>> START

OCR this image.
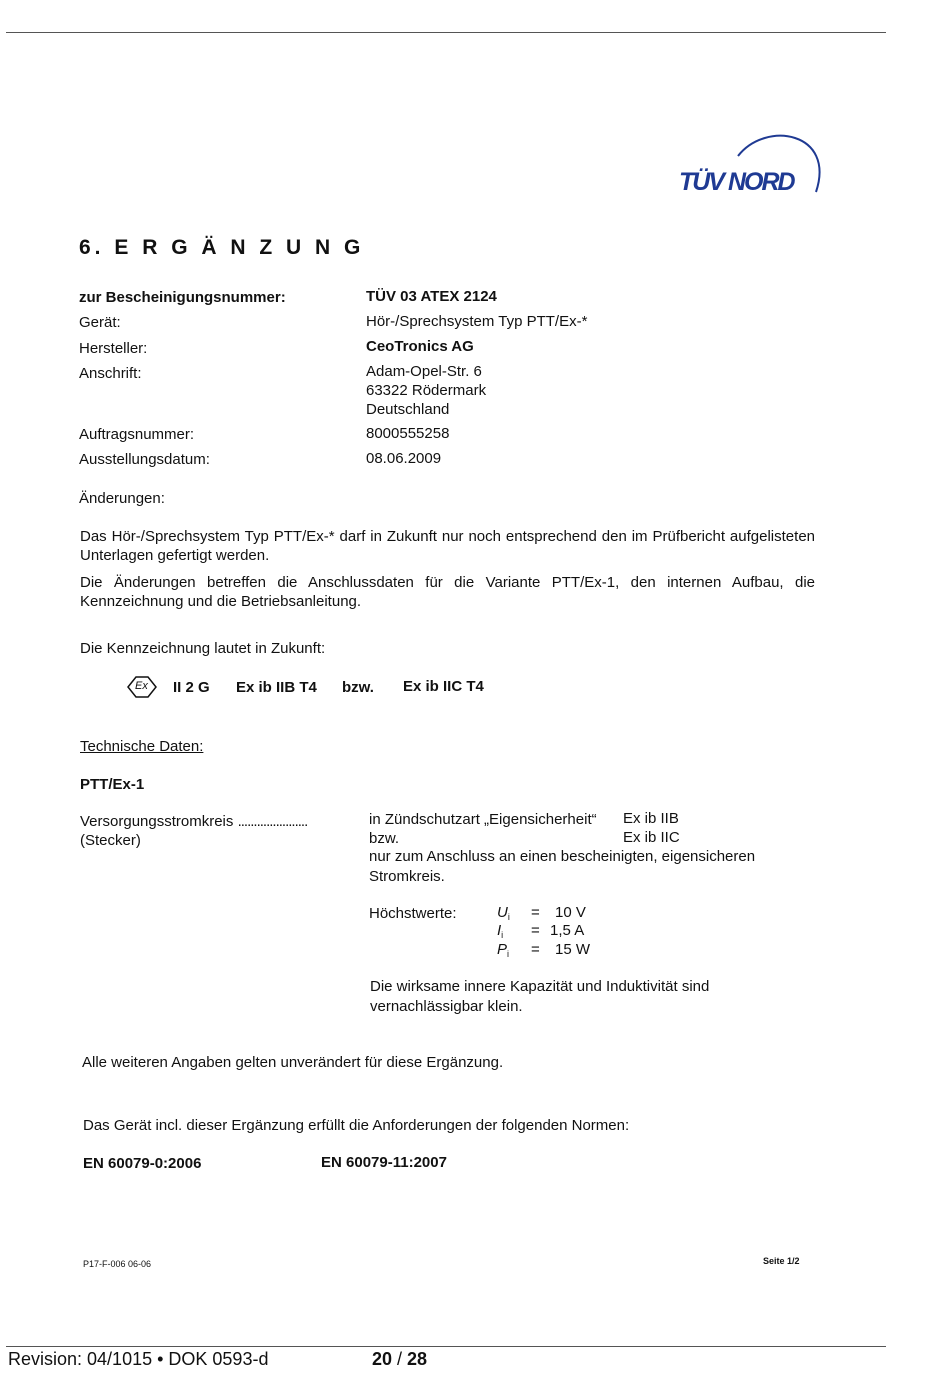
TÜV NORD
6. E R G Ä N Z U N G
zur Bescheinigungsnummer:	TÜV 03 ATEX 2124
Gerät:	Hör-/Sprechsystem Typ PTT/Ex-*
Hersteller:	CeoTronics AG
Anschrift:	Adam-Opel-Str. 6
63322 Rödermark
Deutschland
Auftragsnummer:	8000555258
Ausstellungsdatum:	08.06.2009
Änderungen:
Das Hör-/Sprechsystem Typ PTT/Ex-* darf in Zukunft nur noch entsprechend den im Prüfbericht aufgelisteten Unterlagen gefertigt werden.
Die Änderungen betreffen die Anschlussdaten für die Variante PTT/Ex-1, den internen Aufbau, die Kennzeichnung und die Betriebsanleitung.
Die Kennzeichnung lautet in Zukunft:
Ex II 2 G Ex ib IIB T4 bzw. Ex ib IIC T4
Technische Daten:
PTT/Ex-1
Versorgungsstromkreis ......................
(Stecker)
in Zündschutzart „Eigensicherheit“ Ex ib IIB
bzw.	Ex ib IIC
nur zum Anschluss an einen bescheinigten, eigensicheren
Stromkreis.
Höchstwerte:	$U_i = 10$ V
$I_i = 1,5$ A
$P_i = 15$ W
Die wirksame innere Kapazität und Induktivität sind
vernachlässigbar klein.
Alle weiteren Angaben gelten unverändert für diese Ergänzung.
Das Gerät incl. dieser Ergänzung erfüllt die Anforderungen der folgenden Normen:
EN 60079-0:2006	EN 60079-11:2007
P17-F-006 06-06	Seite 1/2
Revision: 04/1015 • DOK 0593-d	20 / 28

>> END

## Short task:
Your task is to transcribe all of the records precisely, with no images included.

## Correct output:
OCR this image.
TÜV NORD
6. E R G Ä N Z U N G
zur Bescheinigungsnummer:	TÜV 03 ATEX 2124
Gerät:	Hör-/Sprechsystem Typ PTT/Ex-*
Hersteller:	CeoTronics AG
Anschrift:	Adam-Opel-Str. 6
63322 Rödermark
Deutschland
Auftragsnummer:	8000555258
Ausstellungsdatum:	08.06.2009
Änderungen:
Das Hör-/Sprechsystem Typ PTT/Ex-* darf in Zukunft nur noch entsprechend den im Prüfbericht aufgelisteten Unterlagen gefertigt werden.
Die Änderungen betreffen die Anschlussdaten für die Variante PTT/Ex-1, den internen Aufbau, die Kennzeichnung und die Betriebsanleitung.
Die Kennzeichnung lautet in Zukunft:
Ex II 2 G Ex ib IIB T4 bzw. Ex ib IIC T4
Technische Daten:
PTT/Ex-1
Versorgungsstromkreis ......................
(Stecker)
in Zündschutzart „Eigensicherheit“ Ex ib IIB
bzw.	Ex ib IIC
nur zum Anschluss an einen bescheinigten, eigensicheren
Stromkreis.
Höchstwerte:	$U_i = 10$ V
$I_i = 1,5$ A
$P_i = 15$ W
Die wirksame innere Kapazität und Induktivität sind
vernachlässigbar klein.
Alle weiteren Angaben gelten unverändert für diese Ergänzung.
Das Gerät incl. dieser Ergänzung erfüllt die Anforderungen der folgenden Normen:
EN 60079-0:2006	EN 60079-11:2007
P17-F-006 06-06	Seite 1/2
Revision: 04/1015 • DOK 0593-d	20 / 28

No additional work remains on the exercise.